---------- RECORDED DATA ----------
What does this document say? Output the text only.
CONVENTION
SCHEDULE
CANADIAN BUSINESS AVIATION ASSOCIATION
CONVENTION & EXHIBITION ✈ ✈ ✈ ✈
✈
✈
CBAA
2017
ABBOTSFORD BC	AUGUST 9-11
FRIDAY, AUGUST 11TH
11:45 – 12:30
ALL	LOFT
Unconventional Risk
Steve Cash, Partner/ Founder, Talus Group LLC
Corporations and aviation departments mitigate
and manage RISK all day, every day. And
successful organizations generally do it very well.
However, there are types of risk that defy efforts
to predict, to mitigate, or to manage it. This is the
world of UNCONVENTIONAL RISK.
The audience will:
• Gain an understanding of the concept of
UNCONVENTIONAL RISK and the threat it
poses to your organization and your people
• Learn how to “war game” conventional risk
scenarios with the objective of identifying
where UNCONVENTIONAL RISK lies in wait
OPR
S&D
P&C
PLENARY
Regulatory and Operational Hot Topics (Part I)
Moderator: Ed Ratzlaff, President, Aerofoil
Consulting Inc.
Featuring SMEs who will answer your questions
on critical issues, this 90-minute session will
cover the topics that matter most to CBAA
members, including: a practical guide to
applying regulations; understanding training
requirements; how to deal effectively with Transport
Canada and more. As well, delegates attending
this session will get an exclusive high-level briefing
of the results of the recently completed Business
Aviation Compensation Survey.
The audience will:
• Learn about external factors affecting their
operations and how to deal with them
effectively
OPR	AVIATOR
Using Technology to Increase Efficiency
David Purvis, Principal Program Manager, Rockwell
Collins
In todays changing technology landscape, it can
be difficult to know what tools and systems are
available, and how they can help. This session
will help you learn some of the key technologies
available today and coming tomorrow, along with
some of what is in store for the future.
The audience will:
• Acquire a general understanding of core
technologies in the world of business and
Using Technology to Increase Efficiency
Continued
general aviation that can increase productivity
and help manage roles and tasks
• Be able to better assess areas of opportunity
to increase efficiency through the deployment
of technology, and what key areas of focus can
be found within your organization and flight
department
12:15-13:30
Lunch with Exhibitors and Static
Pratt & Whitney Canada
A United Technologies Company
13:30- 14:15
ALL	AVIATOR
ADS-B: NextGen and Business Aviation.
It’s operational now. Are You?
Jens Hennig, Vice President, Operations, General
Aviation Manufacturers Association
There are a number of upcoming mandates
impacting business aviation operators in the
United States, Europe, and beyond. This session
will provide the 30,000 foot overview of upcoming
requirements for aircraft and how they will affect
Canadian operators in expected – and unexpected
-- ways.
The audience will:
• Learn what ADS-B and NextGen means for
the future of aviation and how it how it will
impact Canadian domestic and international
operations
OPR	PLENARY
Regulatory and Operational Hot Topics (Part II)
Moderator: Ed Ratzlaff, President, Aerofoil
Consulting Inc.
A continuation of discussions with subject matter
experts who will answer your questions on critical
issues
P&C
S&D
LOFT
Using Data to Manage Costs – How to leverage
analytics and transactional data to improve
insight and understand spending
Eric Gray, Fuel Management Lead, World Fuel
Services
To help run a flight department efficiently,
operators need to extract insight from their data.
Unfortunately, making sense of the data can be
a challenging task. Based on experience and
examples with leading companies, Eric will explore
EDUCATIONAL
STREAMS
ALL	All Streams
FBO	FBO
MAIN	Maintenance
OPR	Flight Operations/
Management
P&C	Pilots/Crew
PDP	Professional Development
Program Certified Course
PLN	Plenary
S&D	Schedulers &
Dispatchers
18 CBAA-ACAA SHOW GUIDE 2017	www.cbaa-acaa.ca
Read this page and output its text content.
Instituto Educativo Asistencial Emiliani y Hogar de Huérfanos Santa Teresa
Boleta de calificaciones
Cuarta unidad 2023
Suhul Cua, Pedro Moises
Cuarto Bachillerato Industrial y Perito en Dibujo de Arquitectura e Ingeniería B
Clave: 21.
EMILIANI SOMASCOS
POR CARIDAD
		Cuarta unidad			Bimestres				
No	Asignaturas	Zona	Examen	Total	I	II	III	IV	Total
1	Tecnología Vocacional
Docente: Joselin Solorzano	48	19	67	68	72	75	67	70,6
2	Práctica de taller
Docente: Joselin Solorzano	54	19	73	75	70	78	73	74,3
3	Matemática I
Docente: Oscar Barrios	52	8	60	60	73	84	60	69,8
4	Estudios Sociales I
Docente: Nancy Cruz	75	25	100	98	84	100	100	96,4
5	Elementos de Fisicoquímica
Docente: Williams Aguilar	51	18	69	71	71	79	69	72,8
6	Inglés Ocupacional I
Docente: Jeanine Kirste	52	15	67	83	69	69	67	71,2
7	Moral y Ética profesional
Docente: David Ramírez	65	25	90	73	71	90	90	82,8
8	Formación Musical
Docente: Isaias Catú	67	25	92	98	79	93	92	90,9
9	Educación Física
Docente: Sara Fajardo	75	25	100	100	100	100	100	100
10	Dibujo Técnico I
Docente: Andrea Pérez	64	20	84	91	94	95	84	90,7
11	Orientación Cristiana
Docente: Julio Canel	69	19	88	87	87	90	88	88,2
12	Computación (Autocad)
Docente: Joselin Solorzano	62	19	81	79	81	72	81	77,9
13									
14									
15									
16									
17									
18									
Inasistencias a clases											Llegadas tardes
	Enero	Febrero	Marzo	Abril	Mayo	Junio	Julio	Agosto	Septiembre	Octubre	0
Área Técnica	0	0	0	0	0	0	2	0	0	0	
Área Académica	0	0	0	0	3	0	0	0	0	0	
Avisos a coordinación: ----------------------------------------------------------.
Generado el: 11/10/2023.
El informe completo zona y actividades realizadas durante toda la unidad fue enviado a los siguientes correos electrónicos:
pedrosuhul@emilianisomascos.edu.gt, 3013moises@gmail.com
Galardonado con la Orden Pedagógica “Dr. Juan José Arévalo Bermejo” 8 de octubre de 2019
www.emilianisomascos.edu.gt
----------
_THE PROBLEM_
List every line above containing the word "matter".

_EXERCISE OUTPUT_
cover the topics that matter most to CBAA
A continuation of discussions with subject matter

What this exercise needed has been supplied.